MATERIAL FOR THIS EXERCISE:

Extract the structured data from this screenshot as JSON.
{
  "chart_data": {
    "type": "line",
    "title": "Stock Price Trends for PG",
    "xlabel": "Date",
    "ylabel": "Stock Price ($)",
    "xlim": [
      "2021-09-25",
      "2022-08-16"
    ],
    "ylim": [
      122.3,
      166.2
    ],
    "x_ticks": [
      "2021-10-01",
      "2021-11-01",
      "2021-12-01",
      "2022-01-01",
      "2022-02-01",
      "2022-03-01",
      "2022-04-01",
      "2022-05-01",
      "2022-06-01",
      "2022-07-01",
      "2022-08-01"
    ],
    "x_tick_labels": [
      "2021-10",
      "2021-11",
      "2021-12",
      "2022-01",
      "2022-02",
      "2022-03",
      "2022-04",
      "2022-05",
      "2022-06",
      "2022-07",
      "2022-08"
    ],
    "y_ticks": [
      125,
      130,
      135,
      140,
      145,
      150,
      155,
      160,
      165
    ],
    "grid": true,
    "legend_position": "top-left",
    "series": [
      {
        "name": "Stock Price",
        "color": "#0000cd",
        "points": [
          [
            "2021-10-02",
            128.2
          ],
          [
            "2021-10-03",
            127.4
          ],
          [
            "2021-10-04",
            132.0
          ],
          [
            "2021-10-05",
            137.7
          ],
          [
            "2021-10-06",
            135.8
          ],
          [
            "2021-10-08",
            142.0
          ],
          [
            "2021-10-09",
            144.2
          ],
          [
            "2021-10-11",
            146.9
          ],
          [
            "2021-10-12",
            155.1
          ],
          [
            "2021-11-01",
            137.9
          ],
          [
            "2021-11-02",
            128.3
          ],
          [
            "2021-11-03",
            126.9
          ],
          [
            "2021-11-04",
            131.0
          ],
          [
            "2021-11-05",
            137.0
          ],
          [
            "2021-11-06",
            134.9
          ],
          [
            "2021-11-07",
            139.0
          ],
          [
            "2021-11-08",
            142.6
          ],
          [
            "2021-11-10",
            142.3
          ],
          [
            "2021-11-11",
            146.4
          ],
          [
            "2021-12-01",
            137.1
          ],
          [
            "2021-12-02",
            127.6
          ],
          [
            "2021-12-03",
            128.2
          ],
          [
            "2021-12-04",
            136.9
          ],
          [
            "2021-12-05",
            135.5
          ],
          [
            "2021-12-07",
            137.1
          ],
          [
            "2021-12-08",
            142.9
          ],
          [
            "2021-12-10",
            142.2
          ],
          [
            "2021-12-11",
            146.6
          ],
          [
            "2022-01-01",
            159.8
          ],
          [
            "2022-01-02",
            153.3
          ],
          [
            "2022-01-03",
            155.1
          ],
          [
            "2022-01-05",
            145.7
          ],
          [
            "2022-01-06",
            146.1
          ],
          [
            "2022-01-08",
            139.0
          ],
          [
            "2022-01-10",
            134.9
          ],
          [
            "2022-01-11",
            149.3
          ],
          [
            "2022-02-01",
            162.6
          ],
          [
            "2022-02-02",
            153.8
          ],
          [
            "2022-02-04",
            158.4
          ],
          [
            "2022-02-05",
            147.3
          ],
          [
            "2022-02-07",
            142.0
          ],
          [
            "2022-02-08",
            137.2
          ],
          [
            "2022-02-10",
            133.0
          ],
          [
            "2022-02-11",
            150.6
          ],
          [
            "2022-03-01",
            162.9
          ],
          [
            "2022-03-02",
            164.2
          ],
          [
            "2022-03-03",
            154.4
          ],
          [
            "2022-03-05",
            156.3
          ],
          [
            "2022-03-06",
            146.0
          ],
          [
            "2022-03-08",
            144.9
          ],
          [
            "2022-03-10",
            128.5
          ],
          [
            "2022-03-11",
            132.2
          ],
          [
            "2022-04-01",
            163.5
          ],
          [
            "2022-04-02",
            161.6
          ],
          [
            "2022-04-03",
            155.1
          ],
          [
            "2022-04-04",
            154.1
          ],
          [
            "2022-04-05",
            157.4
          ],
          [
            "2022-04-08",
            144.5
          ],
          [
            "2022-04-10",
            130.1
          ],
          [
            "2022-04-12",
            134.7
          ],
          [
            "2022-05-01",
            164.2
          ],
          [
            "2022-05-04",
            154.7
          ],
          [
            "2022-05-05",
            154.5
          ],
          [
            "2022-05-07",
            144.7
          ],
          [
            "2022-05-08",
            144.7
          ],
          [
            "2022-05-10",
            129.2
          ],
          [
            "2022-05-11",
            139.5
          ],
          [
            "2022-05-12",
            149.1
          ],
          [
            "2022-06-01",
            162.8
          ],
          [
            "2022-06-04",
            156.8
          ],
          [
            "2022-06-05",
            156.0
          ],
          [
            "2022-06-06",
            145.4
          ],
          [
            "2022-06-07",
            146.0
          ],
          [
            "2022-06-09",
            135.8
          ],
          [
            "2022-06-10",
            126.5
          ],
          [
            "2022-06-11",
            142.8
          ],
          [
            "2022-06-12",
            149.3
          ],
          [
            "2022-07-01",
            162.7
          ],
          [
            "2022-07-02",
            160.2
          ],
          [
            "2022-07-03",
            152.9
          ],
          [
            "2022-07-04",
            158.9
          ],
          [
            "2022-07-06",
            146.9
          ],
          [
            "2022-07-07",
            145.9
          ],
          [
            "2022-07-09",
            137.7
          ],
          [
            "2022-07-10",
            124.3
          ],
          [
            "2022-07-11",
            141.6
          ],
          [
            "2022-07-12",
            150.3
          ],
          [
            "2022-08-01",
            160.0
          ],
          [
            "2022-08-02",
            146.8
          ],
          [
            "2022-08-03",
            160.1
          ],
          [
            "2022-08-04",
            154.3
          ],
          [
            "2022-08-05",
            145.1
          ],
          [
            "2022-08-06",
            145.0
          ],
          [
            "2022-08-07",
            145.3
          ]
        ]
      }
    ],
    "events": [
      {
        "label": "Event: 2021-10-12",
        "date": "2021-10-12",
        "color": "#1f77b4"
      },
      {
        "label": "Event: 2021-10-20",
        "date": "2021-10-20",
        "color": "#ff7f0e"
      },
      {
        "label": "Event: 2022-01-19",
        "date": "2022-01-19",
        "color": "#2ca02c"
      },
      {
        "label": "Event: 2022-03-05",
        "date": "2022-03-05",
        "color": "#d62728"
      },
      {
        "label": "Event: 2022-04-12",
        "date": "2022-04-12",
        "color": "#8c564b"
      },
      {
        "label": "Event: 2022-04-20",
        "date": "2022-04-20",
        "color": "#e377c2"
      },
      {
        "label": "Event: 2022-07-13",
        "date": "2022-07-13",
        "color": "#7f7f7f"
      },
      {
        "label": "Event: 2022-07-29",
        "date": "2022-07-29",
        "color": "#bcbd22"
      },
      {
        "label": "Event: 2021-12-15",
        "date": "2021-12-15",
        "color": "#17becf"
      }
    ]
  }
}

GIVEN TASK:
From the entries above, copy each line holding "color".

EXERCISE RESPONSE:
        "color": "#0000cd",
        "color": "#1f77b4"
        "color": "#ff7f0e"
        "color": "#2ca02c"
        "color": "#d62728"
        "color": "#8c564b"
        "color": "#e377c2"
        "color": "#7f7f7f"
        "color": "#bcbd22"
        "color": "#17becf"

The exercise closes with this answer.